** Instruction **
Copy out every line exactly, passing over the pictures.

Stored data
________

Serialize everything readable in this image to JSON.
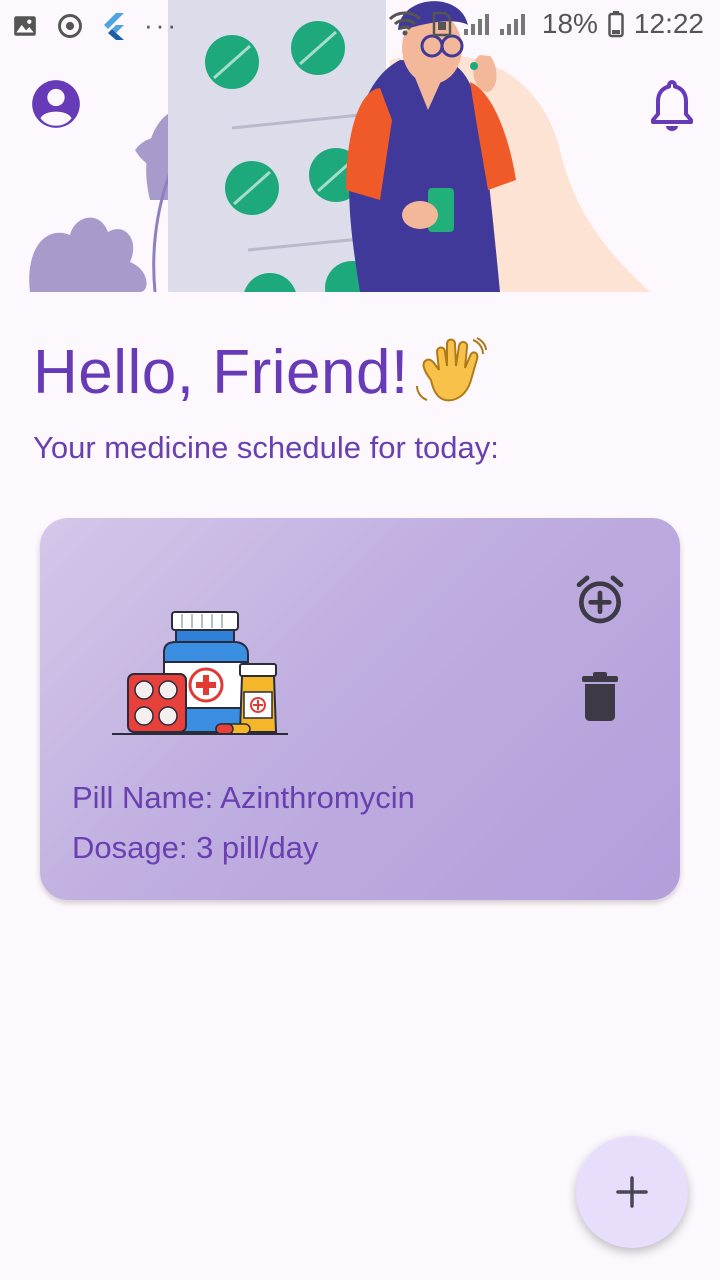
{
  "status_bar": {
    "battery_percent": "18%",
    "time": "12:22",
    "icons": [
      "image-icon",
      "sync-icon",
      "flutter-icon",
      "more-icon",
      "wifi-icon",
      "sim-icon",
      "signal-icon",
      "battery-icon"
    ]
  },
  "header": {
    "profile_icon": "account-circle-icon",
    "notifications_icon": "bell-icon"
  },
  "greeting": {
    "title": "Hello, Friend!",
    "subtitle": "Your medicine schedule for today:"
  },
  "medicines": [
    {
      "name_line": "Pill Name: Azinthromycin",
      "dosage_line": "Dosage: 3 pill/day",
      "actions": [
        "alarm-add-icon",
        "delete-icon"
      ]
    }
  ],
  "fab": {
    "icon": "plus-icon"
  },
  "colors": {
    "accent": "#673ab7",
    "card_start": "#d4c7e9",
    "card_end": "#b39edb",
    "fab_bg": "#e8ddfb",
    "background": "#fdf8fd"
  }
}
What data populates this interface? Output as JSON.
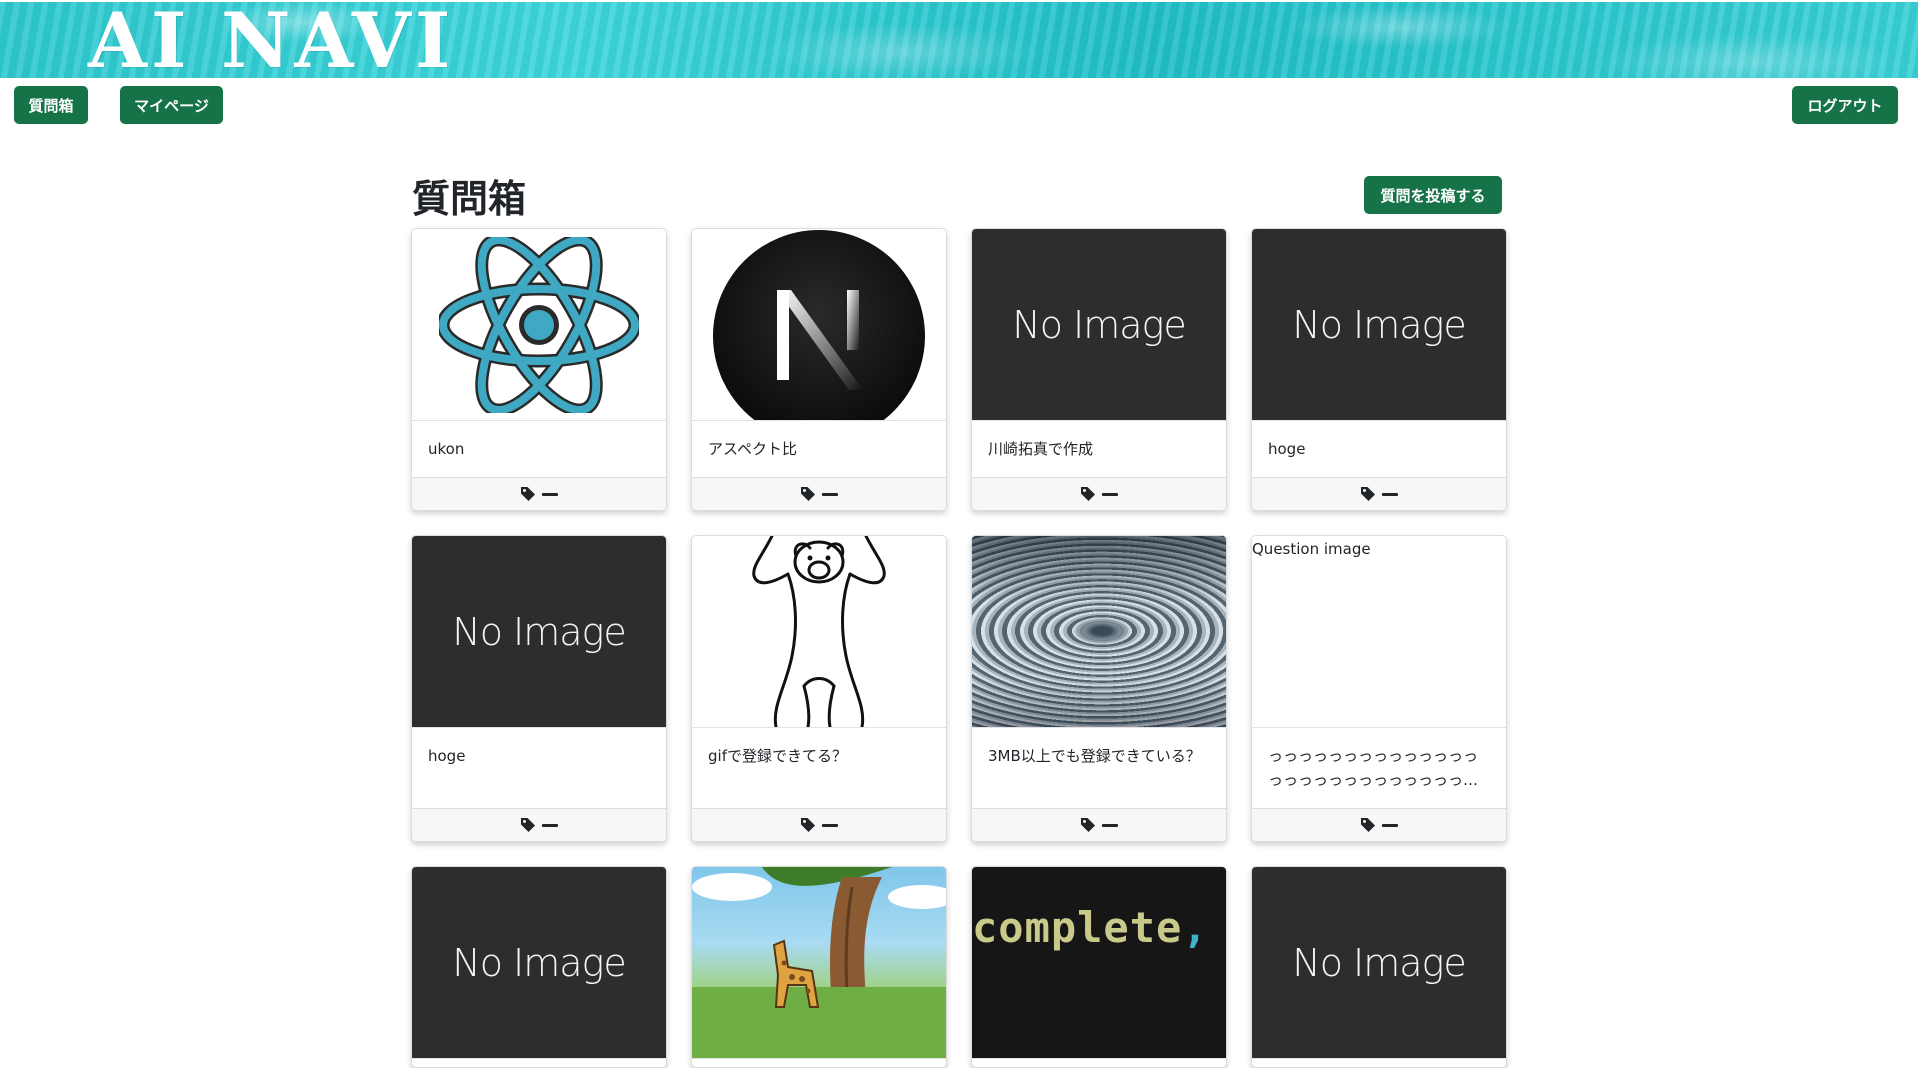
{
  "banner": {
    "title": "AI NAVI"
  },
  "nav": {
    "question_box": "質問箱",
    "my_page": "マイページ",
    "logout": "ログアウト"
  },
  "main": {
    "title": "質問箱",
    "post_button": "質問を投稿する"
  },
  "placeholder": {
    "no_image_text": "No Image"
  },
  "cards": [
    {
      "title": "ukon",
      "image": "react-logo",
      "tag": "—"
    },
    {
      "title": "アスペクト比",
      "image": "nextjs-logo",
      "tag": "—"
    },
    {
      "title": "川崎拓真で作成",
      "image": "no-image",
      "tag": "—"
    },
    {
      "title": "hoge",
      "image": "no-image",
      "tag": "—"
    },
    {
      "title": "hoge",
      "image": "no-image",
      "tag": "—"
    },
    {
      "title": "gifで登録できてる？",
      "image": "bear-drawing",
      "tag": "—"
    },
    {
      "title": "3MB以上でも登録できている？",
      "image": "water-ripples-photo",
      "tag": "—"
    },
    {
      "title": "っっっっっっっっっっっっっっっっっっっっっっっっっっっっ…",
      "image": "broken",
      "alt": "Question image",
      "tag": "—"
    },
    {
      "image": "no-image"
    },
    {
      "image": "giraffe-illustration"
    },
    {
      "image": "code-screenshot",
      "image_text": "complete",
      "image_text_accent": ","
    },
    {
      "image": "no-image"
    }
  ],
  "colors": {
    "primary_button": "#157347",
    "no_image_bg": "#2d2d2d",
    "banner_accent": "#2ec9cf"
  }
}
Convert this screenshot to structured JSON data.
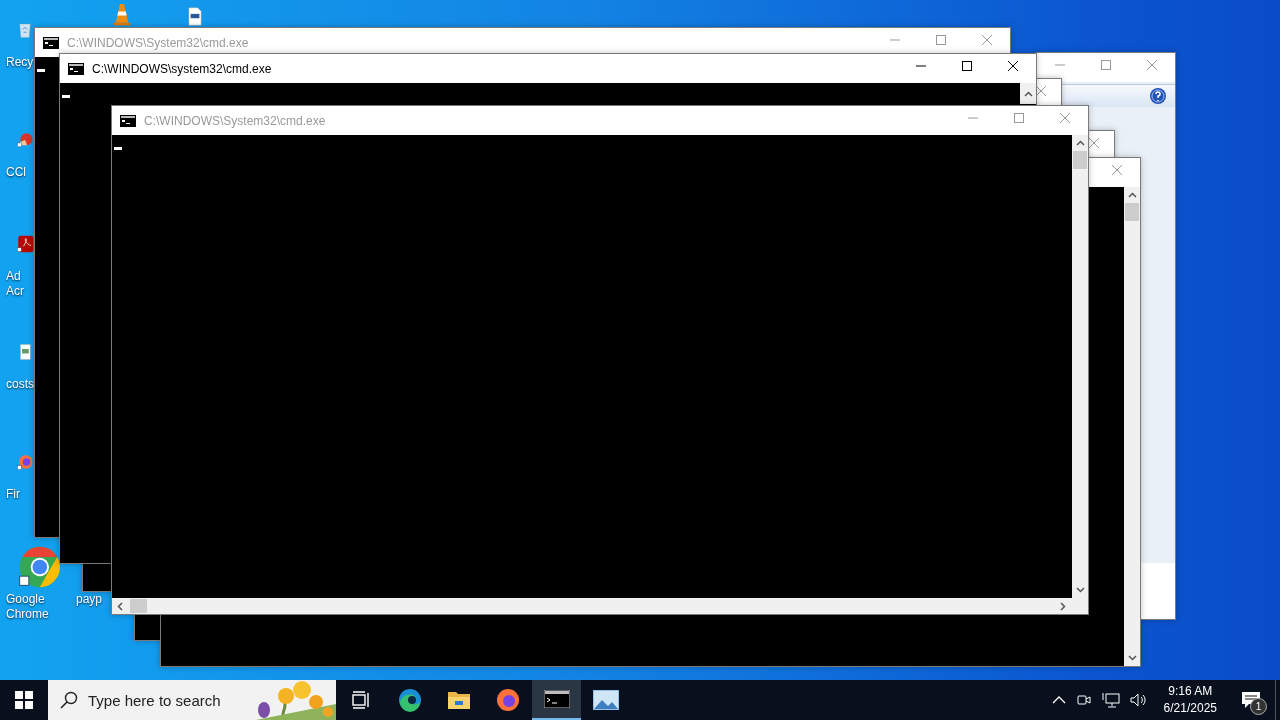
{
  "desktop_icons": [
    {
      "kind": "recycle-bin",
      "label": "Recy"
    },
    {
      "kind": "cone"
    },
    {
      "kind": "document"
    },
    {
      "kind": "ccleaner",
      "label": "CCl"
    },
    {
      "kind": "acrobat",
      "label": "Ad\nAcr"
    },
    {
      "kind": "image-file",
      "label": "costs"
    },
    {
      "kind": "firefox",
      "label": "Fir"
    },
    {
      "kind": "chrome",
      "label": "Google Chrome"
    },
    {
      "label": "payp"
    }
  ],
  "windows": [
    {
      "kind": "dialog",
      "active": false
    },
    {
      "kind": "console",
      "active": false
    },
    {
      "kind": "console",
      "active": false
    },
    {
      "kind": "console",
      "active": false
    },
    {
      "kind": "console",
      "title": "C:\\WINDOWS\\System32\\cmd.exe",
      "active": false
    },
    {
      "kind": "console",
      "title": "C:\\WINDOWS\\system32\\cmd.exe",
      "active": true
    },
    {
      "kind": "console",
      "title": "C:\\WINDOWS\\System32\\cmd.exe",
      "active": false
    }
  ],
  "taskbar": {
    "search": {
      "placeholder": "Type here to search"
    },
    "apps": [
      {
        "kind": "task-view",
        "selected": false
      },
      {
        "kind": "edge",
        "selected": false
      },
      {
        "kind": "folder",
        "selected": false
      },
      {
        "kind": "firefox",
        "selected": false
      },
      {
        "kind": "console",
        "selected": true
      },
      {
        "kind": "picture-app",
        "selected": false
      }
    ],
    "clock": {
      "time": "9:16 AM",
      "date": "6/21/2025"
    },
    "notifications": {
      "count": "1"
    }
  }
}
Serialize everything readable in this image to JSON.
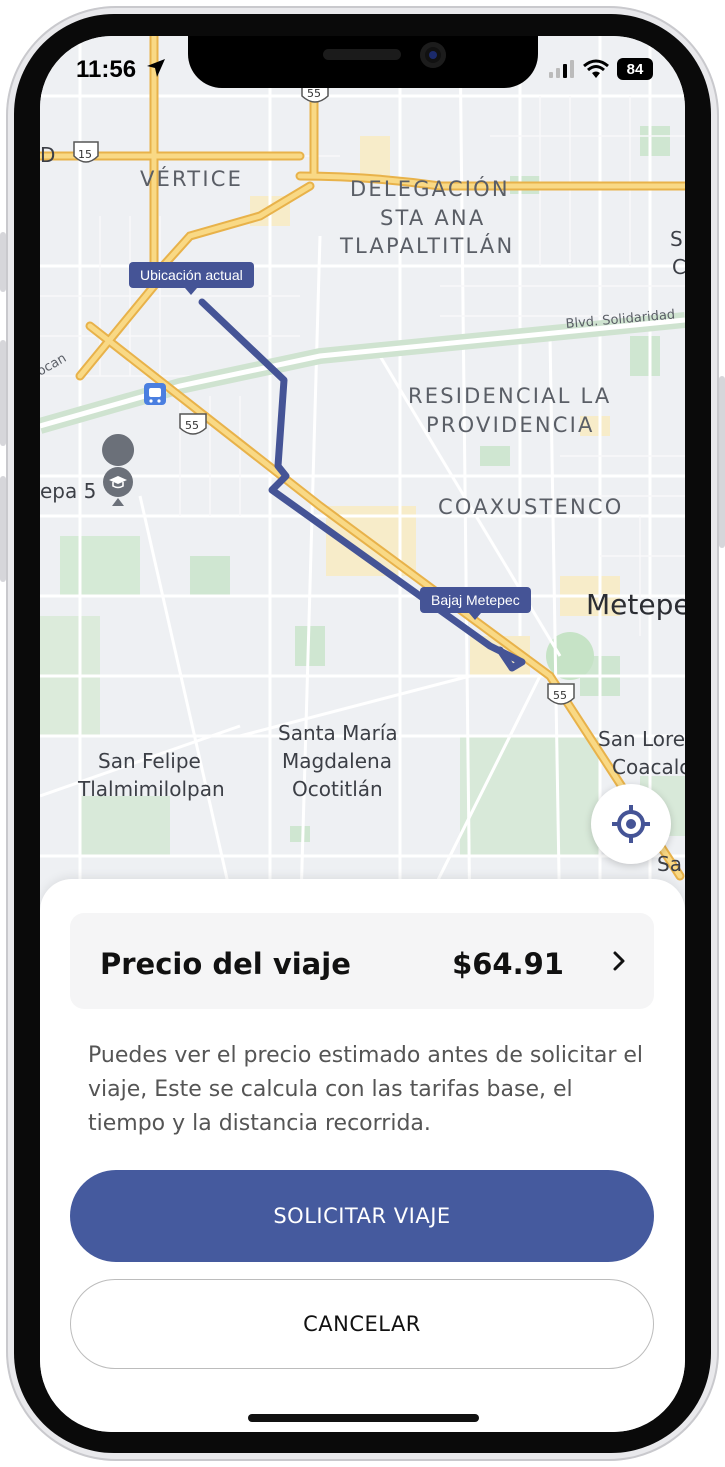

________

** Answer to this problem **
Serialize everything readable in this image to JSON.
{
  "status_bar": {
    "battery_percent": "18%",
    "time": "12:22",
    "icons": [
      "image-icon",
      "sync-icon",
      "flutter-icon",
      "more-icon",
      "wifi-icon",
      "sim-icon",
      "signal-icon",
      "battery-icon"
    ]
  },
  "header": {
    "profile_icon": "account-circle-icon",
    "notifications_icon": "bell-icon"
  },
  "greeting": {
    "title": "Hello, Friend!",
    "subtitle": "Your medicine schedule for today:"
  },
  "medicines": [
    {
      "name_line": "Pill Name: Azinthromycin",
      "dosage_line": "Dosage: 3 pill/day",
      "actions": [
        "alarm-add-icon",
        "delete-icon"
      ]
    }
  ],
  "fab": {
    "icon": "plus-icon"
  },
  "colors": {
    "accent": "#673ab7",
    "card_start": "#d4c7e9",
    "card_end": "#b39edb",
    "fab_bg": "#e8ddfb",
    "background": "#fdf8fd"
  }
}
What data populates this interface? Output as JSON.
{
  "banner": {
    "title": "AI NAVI"
  },
  "nav": {
    "question_box": "質問箱",
    "my_page": "マイページ",
    "logout": "ログアウト"
  },
  "main": {
    "title": "質問箱",
    "post_button": "質問を投稿する"
  },
  "placeholder": {
    "no_image_text": "No Image"
  },
  "cards": [
    {
      "title": "ukon",
      "image": "react-logo",
      "tag": "—"
    },
    {
      "title": "アスペクト比",
      "image": "nextjs-logo",
      "tag": "—"
    },
    {
      "title": "川崎拓真で作成",
      "image": "no-image",
      "tag": "—"
    },
    {
      "title": "hoge",
      "image": "no-image",
      "tag": "—"
    },
    {
      "title": "hoge",
      "image": "no-image",
      "tag": "—"
    },
    {
      "title": "gifで登録できてる？",
      "image": "bear-drawing",
      "tag": "—"
    },
    {
      "title": "3MB以上でも登録できている？",
      "image": "water-ripples-photo",
      "tag": "—"
    },
    {
      "title": "っっっっっっっっっっっっっっっっっっっっっっっっっっっっ…",
      "image": "broken",
      "alt": "Question image",
      "tag": "—"
    },
    {
      "image": "no-image"
    },
    {
      "image": "giraffe-illustration"
    },
    {
      "image": "code-screenshot",
      "image_text": "complete",
      "image_text_accent": ","
    },
    {
      "image": "no-image"
    }
  ],
  "colors": {
    "primary_button": "#157347",
    "no_image_bg": "#2d2d2d",
    "banner_accent": "#2ec9cf"
  }
}
Convert this screenshot to structured JSON data.
{
  "desktop_icons": [
    {
      "kind": "recycle-bin",
      "label": "Recy"
    },
    {
      "kind": "cone"
    },
    {
      "kind": "document"
    },
    {
      "kind": "ccleaner",
      "label": "CCl"
    },
    {
      "kind": "acrobat",
      "label": "Ad\nAcr"
    },
    {
      "kind": "image-file",
      "label": "costs"
    },
    {
      "kind": "firefox",
      "label": "Fir"
    },
    {
      "kind": "chrome",
      "label": "Google Chrome"
    },
    {
      "label": "payp"
    }
  ],
  "windows": [
    {
      "kind": "dialog",
      "active": false
    },
    {
      "kind": "console",
      "active": false
    },
    {
      "kind": "console",
      "active": false
    },
    {
      "kind": "console",
      "active": false
    },
    {
      "kind": "console",
      "title": "C:\\WINDOWS\\System32\\cmd.exe",
      "active": false
    },
    {
      "kind": "console",
      "title": "C:\\WINDOWS\\system32\\cmd.exe",
      "active": true
    },
    {
      "kind": "console",
      "title": "C:\\WINDOWS\\System32\\cmd.exe",
      "active": false
    }
  ],
  "taskbar": {
    "search": {
      "placeholder": "Type here to search"
    },
    "apps": [
      {
        "kind": "task-view",
        "selected": false
      },
      {
        "kind": "edge",
        "selected": false
      },
      {
        "kind": "folder",
        "selected": false
      },
      {
        "kind": "firefox",
        "selected": false
      },
      {
        "kind": "console",
        "selected": true
      },
      {
        "kind": "picture-app",
        "selected": false
      }
    ],
    "clock": {
      "time": "9:16 AM",
      "date": "6/21/2025"
    },
    "notifications": {
      "count": "1"
    }
  }
}
Serialize everything readable in this image to JSON.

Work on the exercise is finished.